### Supplied records
--*--

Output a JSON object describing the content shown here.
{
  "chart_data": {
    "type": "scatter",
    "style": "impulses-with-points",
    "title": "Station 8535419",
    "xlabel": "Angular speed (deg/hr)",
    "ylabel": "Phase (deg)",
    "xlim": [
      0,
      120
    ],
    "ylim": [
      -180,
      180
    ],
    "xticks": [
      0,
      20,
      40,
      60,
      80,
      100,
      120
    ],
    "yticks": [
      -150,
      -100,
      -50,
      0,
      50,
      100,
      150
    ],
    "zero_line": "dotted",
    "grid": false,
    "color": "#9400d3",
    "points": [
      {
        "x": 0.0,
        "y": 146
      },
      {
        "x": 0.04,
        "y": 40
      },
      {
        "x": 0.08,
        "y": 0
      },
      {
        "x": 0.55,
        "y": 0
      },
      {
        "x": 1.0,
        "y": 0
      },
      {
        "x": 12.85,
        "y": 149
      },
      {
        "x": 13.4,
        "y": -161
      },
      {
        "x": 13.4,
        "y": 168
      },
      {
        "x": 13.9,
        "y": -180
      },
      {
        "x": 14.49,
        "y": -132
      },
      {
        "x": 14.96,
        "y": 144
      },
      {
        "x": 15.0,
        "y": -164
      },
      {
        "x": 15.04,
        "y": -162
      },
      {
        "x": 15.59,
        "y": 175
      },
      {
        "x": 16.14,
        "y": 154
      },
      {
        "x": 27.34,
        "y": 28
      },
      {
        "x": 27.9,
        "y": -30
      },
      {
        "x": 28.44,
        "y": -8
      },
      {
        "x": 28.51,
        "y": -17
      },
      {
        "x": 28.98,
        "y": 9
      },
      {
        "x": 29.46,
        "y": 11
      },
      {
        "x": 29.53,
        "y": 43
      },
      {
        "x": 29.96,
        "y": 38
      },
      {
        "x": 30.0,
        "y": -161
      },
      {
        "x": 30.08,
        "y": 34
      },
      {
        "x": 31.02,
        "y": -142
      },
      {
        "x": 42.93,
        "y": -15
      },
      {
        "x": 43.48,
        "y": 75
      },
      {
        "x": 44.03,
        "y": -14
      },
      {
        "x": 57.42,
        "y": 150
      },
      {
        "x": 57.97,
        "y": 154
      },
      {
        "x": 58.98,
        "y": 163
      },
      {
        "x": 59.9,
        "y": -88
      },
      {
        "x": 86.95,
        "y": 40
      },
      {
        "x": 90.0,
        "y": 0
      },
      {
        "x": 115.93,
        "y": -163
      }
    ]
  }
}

--*--

Please set down each line of the records exactly as given.

### Output of the task
Output a JSON object describing the content shown here.
{
  "chart_data": {
    "type": "scatter",
    "style": "impulses-with-points",
    "title": "Station 8535419",
    "xlabel": "Angular speed (deg/hr)",
    "ylabel": "Phase (deg)",
    "xlim": [
      0,
      120
    ],
    "ylim": [
      -180,
      180
    ],
    "xticks": [
      0,
      20,
      40,
      60,
      80,
      100,
      120
    ],
    "yticks": [
      -150,
      -100,
      -50,
      0,
      50,
      100,
      150
    ],
    "zero_line": "dotted",
    "grid": false,
    "color": "#9400d3",
    "points": [
      {
        "x": 0.0,
        "y": 146
      },
      {
        "x": 0.04,
        "y": 40
      },
      {
        "x": 0.08,
        "y": 0
      },
      {
        "x": 0.55,
        "y": 0
      },
      {
        "x": 1.0,
        "y": 0
      },
      {
        "x": 12.85,
        "y": 149
      },
      {
        "x": 13.4,
        "y": -161
      },
      {
        "x": 13.4,
        "y": 168
      },
      {
        "x": 13.9,
        "y": -180
      },
      {
        "x": 14.49,
        "y": -132
      },
      {
        "x": 14.96,
        "y": 144
      },
      {
        "x": 15.0,
        "y": -164
      },
      {
        "x": 15.04,
        "y": -162
      },
      {
        "x": 15.59,
        "y": 175
      },
      {
        "x": 16.14,
        "y": 154
      },
      {
        "x": 27.34,
        "y": 28
      },
      {
        "x": 27.9,
        "y": -30
      },
      {
        "x": 28.44,
        "y": -8
      },
      {
        "x": 28.51,
        "y": -17
      },
      {
        "x": 28.98,
        "y": 9
      },
      {
        "x": 29.46,
        "y": 11
      },
      {
        "x": 29.53,
        "y": 43
      },
      {
        "x": 29.96,
        "y": 38
      },
      {
        "x": 30.0,
        "y": -161
      },
      {
        "x": 30.08,
        "y": 34
      },
      {
        "x": 31.02,
        "y": -142
      },
      {
        "x": 42.93,
        "y": -15
      },
      {
        "x": 43.48,
        "y": 75
      },
      {
        "x": 44.03,
        "y": -14
      },
      {
        "x": 57.42,
        "y": 150
      },
      {
        "x": 57.97,
        "y": 154
      },
      {
        "x": 58.98,
        "y": 163
      },
      {
        "x": 59.9,
        "y": -88
      },
      {
        "x": 86.95,
        "y": 40
      },
      {
        "x": 90.0,
        "y": 0
      },
      {
        "x": 115.93,
        "y": -163
      }
    ]
  }
}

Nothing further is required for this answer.